SET EXERCISE — Within the records that follow, find every line containing the string "projecthydra". Copy those lines.

· · · · ·

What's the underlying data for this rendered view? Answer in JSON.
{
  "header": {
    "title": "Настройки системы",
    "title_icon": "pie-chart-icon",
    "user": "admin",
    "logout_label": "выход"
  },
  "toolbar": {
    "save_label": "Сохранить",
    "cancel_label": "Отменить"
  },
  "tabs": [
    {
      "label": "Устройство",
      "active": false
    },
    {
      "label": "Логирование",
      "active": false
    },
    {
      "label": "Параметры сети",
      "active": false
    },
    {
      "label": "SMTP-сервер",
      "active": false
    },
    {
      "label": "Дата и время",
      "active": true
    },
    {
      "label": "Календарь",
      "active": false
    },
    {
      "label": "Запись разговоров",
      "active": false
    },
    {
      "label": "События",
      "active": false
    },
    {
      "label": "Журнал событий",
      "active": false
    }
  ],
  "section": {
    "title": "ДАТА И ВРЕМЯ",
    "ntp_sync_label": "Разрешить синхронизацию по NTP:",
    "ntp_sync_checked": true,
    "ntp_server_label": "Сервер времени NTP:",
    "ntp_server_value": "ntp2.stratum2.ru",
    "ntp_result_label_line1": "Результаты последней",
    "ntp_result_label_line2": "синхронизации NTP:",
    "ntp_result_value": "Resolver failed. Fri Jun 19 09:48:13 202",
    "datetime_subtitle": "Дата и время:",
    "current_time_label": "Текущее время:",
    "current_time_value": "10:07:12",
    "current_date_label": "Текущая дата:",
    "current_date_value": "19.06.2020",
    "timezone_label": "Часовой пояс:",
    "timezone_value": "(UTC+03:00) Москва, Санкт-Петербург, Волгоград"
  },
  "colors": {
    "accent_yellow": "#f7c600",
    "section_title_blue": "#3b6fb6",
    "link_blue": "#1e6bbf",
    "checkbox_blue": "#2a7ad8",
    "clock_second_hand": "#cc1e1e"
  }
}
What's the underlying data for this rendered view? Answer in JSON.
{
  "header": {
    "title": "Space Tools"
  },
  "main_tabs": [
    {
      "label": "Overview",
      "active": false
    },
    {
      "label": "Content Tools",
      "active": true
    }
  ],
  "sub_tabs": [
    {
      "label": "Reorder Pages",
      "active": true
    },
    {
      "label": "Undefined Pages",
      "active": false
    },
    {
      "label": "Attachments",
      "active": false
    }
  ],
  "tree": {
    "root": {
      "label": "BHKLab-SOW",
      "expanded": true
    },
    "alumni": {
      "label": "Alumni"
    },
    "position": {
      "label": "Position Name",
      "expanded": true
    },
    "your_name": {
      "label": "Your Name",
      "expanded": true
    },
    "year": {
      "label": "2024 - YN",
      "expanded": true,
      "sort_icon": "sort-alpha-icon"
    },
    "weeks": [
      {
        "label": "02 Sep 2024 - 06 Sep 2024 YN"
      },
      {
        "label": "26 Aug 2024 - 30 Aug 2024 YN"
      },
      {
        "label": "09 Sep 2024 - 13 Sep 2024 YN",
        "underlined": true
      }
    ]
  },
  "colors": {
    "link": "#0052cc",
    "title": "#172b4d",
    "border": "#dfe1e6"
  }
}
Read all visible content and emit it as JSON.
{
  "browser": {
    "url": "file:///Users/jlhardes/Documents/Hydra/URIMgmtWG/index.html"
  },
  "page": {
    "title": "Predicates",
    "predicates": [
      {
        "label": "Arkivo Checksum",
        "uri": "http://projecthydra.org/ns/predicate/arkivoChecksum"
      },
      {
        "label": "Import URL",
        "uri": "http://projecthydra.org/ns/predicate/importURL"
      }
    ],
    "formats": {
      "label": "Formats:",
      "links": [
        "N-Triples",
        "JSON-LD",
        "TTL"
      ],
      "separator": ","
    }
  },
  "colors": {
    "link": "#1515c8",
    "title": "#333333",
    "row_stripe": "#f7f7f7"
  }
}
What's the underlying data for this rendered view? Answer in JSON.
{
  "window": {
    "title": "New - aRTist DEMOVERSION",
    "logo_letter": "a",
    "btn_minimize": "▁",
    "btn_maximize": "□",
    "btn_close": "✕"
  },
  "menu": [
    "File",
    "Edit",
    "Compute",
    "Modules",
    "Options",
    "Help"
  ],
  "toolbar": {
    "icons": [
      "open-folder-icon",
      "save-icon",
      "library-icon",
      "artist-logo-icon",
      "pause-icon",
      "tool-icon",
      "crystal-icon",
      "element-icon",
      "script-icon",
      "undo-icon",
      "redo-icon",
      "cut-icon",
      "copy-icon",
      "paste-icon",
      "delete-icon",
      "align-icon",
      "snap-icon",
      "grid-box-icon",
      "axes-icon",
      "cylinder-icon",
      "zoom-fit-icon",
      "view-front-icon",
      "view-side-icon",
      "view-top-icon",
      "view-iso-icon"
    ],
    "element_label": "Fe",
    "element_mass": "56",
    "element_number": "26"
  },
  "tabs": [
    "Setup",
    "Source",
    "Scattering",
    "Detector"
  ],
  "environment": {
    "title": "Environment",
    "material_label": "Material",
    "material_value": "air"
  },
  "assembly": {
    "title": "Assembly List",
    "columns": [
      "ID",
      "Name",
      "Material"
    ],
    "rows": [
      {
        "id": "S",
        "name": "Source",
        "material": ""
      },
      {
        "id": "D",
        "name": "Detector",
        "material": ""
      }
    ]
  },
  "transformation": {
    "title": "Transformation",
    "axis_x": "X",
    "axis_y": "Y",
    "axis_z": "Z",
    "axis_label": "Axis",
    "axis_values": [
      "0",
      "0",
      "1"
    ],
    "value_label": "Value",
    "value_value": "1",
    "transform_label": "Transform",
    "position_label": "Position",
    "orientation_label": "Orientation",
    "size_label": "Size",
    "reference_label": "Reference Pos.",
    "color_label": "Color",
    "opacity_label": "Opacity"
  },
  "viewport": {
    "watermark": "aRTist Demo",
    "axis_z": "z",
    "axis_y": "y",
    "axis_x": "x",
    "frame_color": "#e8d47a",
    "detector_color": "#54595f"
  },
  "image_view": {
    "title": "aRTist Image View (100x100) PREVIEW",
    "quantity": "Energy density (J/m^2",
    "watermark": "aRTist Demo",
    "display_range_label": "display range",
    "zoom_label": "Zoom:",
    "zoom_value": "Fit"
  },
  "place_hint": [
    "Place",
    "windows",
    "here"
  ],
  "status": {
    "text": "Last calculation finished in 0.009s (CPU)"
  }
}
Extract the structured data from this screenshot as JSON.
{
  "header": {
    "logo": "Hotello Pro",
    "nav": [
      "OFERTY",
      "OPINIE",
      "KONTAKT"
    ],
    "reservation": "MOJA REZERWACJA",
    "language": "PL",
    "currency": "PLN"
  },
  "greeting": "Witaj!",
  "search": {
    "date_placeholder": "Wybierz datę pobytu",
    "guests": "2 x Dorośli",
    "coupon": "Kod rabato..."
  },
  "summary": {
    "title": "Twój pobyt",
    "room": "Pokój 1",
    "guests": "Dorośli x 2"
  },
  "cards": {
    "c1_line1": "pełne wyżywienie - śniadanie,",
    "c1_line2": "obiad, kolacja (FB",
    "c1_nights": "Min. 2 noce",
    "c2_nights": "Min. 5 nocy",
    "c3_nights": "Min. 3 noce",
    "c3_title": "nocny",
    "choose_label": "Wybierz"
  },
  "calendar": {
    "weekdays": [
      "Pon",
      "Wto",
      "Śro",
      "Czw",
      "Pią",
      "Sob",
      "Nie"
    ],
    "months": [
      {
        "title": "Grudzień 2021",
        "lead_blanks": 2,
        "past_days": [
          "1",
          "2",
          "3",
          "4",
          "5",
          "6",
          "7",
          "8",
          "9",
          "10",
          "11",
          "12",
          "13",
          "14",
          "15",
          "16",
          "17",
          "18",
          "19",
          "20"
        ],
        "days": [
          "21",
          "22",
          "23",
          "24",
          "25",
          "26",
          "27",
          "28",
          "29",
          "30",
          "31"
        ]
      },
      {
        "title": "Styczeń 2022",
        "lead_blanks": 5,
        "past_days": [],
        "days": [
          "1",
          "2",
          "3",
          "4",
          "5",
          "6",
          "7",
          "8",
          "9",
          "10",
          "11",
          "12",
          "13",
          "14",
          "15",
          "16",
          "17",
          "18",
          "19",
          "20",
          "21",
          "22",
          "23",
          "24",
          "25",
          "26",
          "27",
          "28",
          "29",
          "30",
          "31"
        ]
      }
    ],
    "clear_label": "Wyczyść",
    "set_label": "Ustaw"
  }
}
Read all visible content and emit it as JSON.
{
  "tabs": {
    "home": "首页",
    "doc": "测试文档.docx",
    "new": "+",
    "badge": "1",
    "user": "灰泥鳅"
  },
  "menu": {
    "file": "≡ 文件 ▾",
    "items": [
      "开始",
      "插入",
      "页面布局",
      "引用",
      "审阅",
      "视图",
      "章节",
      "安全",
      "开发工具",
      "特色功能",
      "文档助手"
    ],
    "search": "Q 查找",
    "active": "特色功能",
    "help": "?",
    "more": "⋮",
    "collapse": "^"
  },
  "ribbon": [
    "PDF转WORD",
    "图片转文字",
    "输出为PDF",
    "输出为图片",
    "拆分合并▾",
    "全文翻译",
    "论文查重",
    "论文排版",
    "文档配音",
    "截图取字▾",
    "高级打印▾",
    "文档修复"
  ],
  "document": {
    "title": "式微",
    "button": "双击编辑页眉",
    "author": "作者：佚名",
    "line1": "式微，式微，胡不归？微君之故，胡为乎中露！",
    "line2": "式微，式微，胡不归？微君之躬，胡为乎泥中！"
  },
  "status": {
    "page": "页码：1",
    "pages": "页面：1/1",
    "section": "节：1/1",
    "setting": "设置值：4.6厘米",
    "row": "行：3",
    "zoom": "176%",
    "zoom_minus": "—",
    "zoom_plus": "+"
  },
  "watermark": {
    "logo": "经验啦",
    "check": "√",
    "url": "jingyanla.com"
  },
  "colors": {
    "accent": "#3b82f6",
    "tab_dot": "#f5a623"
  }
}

· · · · ·

RESULT —
        "uri": "http://projecthydra.org/ns/predicate/arkivoChecksum"
        "uri": "http://projecthydra.org/ns/predicate/importURL"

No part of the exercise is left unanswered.